» TASK DETAILS: Your answer should be a single number: the count of lines in the material below that hold "color".

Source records
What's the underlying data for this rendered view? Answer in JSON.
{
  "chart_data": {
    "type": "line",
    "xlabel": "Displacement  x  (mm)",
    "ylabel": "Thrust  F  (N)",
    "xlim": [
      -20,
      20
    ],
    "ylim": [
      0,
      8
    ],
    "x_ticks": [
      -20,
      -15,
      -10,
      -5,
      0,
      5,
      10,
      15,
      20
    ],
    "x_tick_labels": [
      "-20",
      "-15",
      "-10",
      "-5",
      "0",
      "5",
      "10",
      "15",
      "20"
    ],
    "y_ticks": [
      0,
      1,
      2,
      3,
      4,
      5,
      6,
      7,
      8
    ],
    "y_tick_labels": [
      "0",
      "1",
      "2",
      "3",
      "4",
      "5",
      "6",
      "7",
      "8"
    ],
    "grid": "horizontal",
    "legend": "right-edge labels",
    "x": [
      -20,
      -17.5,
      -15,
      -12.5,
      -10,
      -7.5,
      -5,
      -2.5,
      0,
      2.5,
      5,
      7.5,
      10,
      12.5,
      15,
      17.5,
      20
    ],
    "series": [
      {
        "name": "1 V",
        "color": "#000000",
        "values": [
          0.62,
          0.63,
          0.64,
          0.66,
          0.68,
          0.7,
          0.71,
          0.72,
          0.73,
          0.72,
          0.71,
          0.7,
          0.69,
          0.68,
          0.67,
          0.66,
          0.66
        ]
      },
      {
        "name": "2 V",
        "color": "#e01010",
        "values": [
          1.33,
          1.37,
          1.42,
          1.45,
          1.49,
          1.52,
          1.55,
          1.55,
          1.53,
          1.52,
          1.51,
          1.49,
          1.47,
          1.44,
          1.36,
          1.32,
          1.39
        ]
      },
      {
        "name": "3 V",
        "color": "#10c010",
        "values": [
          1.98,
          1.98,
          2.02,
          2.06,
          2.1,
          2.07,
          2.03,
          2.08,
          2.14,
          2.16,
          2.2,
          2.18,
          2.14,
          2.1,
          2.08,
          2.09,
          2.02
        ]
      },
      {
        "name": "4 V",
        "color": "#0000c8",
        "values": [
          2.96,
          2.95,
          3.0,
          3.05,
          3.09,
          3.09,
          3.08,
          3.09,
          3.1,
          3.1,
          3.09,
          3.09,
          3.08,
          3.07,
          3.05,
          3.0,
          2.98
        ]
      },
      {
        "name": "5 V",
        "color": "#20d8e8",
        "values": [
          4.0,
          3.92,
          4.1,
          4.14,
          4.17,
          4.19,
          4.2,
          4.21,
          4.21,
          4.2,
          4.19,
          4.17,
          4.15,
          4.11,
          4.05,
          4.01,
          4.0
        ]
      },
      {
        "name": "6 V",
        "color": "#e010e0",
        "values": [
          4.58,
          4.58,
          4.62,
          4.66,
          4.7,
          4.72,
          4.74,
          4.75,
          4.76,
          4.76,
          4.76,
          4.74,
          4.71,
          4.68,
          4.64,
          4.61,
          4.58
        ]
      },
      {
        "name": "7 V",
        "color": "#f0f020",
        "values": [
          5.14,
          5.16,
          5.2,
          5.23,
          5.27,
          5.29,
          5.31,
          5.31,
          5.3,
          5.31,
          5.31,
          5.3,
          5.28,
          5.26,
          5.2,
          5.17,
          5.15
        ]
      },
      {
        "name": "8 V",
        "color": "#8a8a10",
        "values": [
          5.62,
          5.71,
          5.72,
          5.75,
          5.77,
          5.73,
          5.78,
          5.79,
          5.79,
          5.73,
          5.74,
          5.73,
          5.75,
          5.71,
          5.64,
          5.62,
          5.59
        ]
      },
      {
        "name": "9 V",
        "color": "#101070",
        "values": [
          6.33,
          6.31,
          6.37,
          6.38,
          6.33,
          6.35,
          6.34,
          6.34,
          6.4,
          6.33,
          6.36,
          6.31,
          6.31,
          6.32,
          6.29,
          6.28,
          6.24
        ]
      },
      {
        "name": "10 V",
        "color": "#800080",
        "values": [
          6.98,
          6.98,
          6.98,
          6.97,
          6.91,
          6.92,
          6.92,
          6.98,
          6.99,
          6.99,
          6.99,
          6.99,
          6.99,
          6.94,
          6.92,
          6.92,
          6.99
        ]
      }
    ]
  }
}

» SOLUTION TO THE PROBLEM: 10